What you have to do: Below is a block of records; repeat each one exactly.

Dataset content:
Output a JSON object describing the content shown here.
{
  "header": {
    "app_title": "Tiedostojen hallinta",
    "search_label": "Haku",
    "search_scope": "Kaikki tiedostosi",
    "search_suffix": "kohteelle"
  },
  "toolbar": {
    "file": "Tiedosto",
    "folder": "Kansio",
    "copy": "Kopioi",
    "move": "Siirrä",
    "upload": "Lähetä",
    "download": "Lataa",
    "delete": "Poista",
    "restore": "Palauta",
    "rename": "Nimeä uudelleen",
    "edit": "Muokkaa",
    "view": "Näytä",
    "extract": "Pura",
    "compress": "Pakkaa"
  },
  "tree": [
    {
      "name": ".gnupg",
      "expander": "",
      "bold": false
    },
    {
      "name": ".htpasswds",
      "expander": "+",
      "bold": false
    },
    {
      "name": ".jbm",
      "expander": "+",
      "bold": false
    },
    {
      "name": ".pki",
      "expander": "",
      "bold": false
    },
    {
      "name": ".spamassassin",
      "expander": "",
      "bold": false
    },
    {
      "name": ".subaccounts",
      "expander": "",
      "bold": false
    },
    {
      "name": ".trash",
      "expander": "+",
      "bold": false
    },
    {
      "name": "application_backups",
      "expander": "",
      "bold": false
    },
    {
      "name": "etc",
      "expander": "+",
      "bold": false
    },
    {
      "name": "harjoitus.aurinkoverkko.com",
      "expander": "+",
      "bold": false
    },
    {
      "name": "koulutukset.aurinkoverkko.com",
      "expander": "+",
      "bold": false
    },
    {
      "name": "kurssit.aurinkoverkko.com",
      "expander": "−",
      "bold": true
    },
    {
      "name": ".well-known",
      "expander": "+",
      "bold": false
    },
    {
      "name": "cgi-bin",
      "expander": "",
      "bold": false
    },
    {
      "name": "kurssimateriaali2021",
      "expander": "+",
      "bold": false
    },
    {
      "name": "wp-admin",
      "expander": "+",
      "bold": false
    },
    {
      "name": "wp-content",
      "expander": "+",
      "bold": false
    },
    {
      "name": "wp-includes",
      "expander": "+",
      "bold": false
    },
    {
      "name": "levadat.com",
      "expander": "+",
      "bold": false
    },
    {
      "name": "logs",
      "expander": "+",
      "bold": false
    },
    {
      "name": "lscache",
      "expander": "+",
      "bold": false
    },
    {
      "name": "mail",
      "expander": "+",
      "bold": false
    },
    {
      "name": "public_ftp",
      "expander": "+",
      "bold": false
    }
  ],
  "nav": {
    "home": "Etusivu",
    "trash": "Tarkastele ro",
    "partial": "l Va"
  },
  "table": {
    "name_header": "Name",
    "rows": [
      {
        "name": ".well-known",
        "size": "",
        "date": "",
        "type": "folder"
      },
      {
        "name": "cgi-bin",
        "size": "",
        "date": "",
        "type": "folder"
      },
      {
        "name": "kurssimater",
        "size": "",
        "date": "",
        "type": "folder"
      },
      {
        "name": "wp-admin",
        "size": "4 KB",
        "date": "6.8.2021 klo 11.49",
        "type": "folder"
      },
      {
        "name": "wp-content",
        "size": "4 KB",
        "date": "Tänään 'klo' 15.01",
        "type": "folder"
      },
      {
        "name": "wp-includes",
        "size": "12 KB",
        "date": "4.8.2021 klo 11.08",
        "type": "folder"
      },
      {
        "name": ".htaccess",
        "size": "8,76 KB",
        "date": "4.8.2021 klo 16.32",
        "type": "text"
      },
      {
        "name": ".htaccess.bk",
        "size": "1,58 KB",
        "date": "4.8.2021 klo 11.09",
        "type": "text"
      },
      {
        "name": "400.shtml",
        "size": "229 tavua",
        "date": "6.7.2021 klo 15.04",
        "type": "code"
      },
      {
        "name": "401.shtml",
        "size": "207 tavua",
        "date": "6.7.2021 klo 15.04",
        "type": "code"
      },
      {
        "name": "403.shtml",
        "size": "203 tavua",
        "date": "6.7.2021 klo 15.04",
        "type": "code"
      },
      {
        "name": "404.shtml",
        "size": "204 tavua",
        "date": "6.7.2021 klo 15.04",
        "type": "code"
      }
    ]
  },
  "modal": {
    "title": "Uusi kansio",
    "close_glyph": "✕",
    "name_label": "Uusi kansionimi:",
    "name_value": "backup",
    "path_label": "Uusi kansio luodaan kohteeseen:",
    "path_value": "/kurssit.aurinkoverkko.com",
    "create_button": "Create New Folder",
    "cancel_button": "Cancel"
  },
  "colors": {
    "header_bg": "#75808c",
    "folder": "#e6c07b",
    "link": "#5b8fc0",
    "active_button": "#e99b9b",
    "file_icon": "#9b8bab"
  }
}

Final result:
Output a JSON object describing the content shown here.
{
  "header": {
    "app_title": "Tiedostojen hallinta",
    "search_label": "Haku",
    "search_scope": "Kaikki tiedostosi",
    "search_suffix": "kohteelle"
  },
  "toolbar": {
    "file": "Tiedosto",
    "folder": "Kansio",
    "copy": "Kopioi",
    "move": "Siirrä",
    "upload": "Lähetä",
    "download": "Lataa",
    "delete": "Poista",
    "restore": "Palauta",
    "rename": "Nimeä uudelleen",
    "edit": "Muokkaa",
    "view": "Näytä",
    "extract": "Pura",
    "compress": "Pakkaa"
  },
  "tree": [
    {
      "name": ".gnupg",
      "expander": "",
      "bold": false
    },
    {
      "name": ".htpasswds",
      "expander": "+",
      "bold": false
    },
    {
      "name": ".jbm",
      "expander": "+",
      "bold": false
    },
    {
      "name": ".pki",
      "expander": "",
      "bold": false
    },
    {
      "name": ".spamassassin",
      "expander": "",
      "bold": false
    },
    {
      "name": ".subaccounts",
      "expander": "",
      "bold": false
    },
    {
      "name": ".trash",
      "expander": "+",
      "bold": false
    },
    {
      "name": "application_backups",
      "expander": "",
      "bold": false
    },
    {
      "name": "etc",
      "expander": "+",
      "bold": false
    },
    {
      "name": "harjoitus.aurinkoverkko.com",
      "expander": "+",
      "bold": false
    },
    {
      "name": "koulutukset.aurinkoverkko.com",
      "expander": "+",
      "bold": false
    },
    {
      "name": "kurssit.aurinkoverkko.com",
      "expander": "−",
      "bold": true
    },
    {
      "name": ".well-known",
      "expander": "+",
      "bold": false
    },
    {
      "name": "cgi-bin",
      "expander": "",
      "bold": false
    },
    {
      "name": "kurssimateriaali2021",
      "expander": "+",
      "bold": false
    },
    {
      "name": "wp-admin",
      "expander": "+",
      "bold": false
    },
    {
      "name": "wp-content",
      "expander": "+",
      "bold": false
    },
    {
      "name": "wp-includes",
      "expander": "+",
      "bold": false
    },
    {
      "name": "levadat.com",
      "expander": "+",
      "bold": false
    },
    {
      "name": "logs",
      "expander": "+",
      "bold": false
    },
    {
      "name": "lscache",
      "expander": "+",
      "bold": false
    },
    {
      "name": "mail",
      "expander": "+",
      "bold": false
    },
    {
      "name": "public_ftp",
      "expander": "+",
      "bold": false
    }
  ],
  "nav": {
    "home": "Etusivu",
    "trash": "Tarkastele ro",
    "partial": "l Va"
  },
  "table": {
    "name_header": "Name",
    "rows": [
      {
        "name": ".well-known",
        "size": "",
        "date": "",
        "type": "folder"
      },
      {
        "name": "cgi-bin",
        "size": "",
        "date": "",
        "type": "folder"
      },
      {
        "name": "kurssimater",
        "size": "",
        "date": "",
        "type": "folder"
      },
      {
        "name": "wp-admin",
        "size": "4 KB",
        "date": "6.8.2021 klo 11.49",
        "type": "folder"
      },
      {
        "name": "wp-content",
        "size": "4 KB",
        "date": "Tänään 'klo' 15.01",
        "type": "folder"
      },
      {
        "name": "wp-includes",
        "size": "12 KB",
        "date": "4.8.2021 klo 11.08",
        "type": "folder"
      },
      {
        "name": ".htaccess",
        "size": "8,76 KB",
        "date": "4.8.2021 klo 16.32",
        "type": "text"
      },
      {
        "name": ".htaccess.bk",
        "size": "1,58 KB",
        "date": "4.8.2021 klo 11.09",
        "type": "text"
      },
      {
        "name": "400.shtml",
        "size": "229 tavua",
        "date": "6.7.2021 klo 15.04",
        "type": "code"
      },
      {
        "name": "401.shtml",
        "size": "207 tavua",
        "date": "6.7.2021 klo 15.04",
        "type": "code"
      },
      {
        "name": "403.shtml",
        "size": "203 tavua",
        "date": "6.7.2021 klo 15.04",
        "type": "code"
      },
      {
        "name": "404.shtml",
        "size": "204 tavua",
        "date": "6.7.2021 klo 15.04",
        "type": "code"
      }
    ]
  },
  "modal": {
    "title": "Uusi kansio",
    "close_glyph": "✕",
    "name_label": "Uusi kansionimi:",
    "name_value": "backup",
    "path_label": "Uusi kansio luodaan kohteeseen:",
    "path_value": "/kurssit.aurinkoverkko.com",
    "create_button": "Create New Folder",
    "cancel_button": "Cancel"
  },
  "colors": {
    "header_bg": "#75808c",
    "folder": "#e6c07b",
    "link": "#5b8fc0",
    "active_button": "#e99b9b",
    "file_icon": "#9b8bab"
  }
}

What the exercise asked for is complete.